§ Stated task: Go through the entries below, tally each line with the string "fast", and give the final number by itself.

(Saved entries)
++++

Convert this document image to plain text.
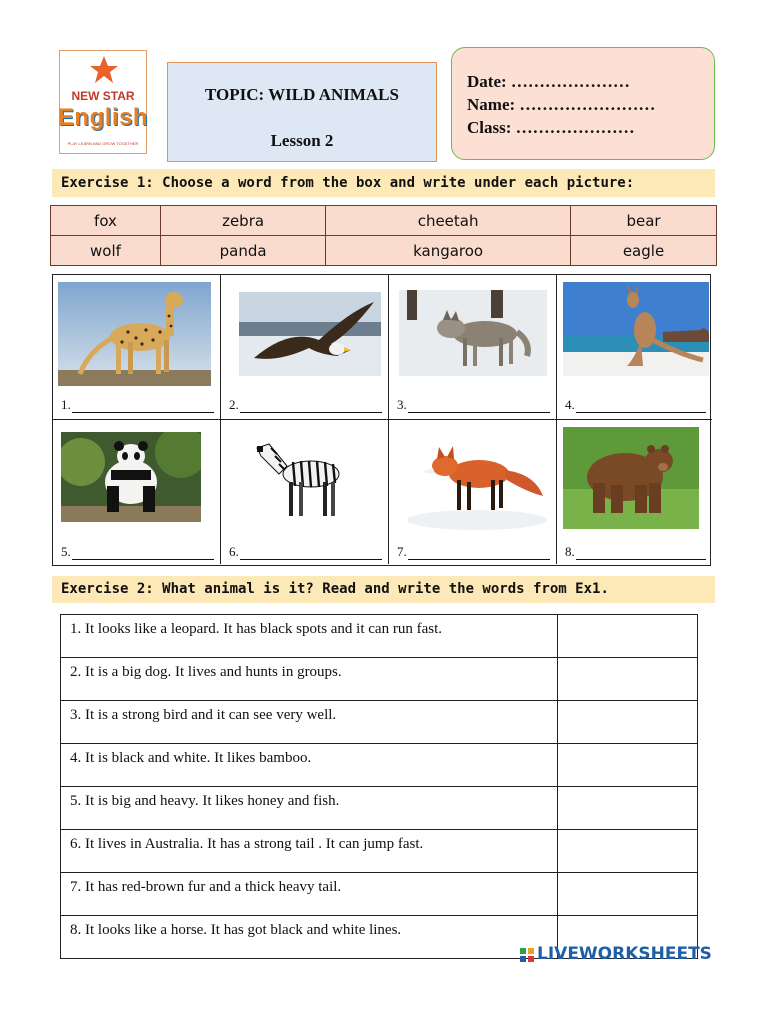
NEW STAR
English
PLAY LEARN AND GROW TOGETHER
TOPIC: WILD ANIMALS
Lesson 2
Date: …………………
Name: ……………………
Class: …………………
Exercise 1: Choose a word from the box and write under each picture:
fox	zebra	cheetah	bear
wolf	panda	kangaroo	eagle
1.	2.	3.	4.
5.	6.	7.	8.
Exercise 2: What animal is it? Read and write the words from Ex1.
1. It looks like a leopard. It has black spots and it can run fast.	
2. It is a big dog. It lives and hunts in groups.	
3. It is a strong bird and it can see very well.	
4. It is black and white. It likes bamboo.	
5. It is big and heavy. It likes honey and fish.	
6. It lives in Australia. It has a strong tail . It can jump fast.	
7. It has red-brown fur and a thick heavy tail.	
8. It looks like a horse. It has got black and white lines.	
LIVEWORKSHEETS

++++

§ Complete response: 2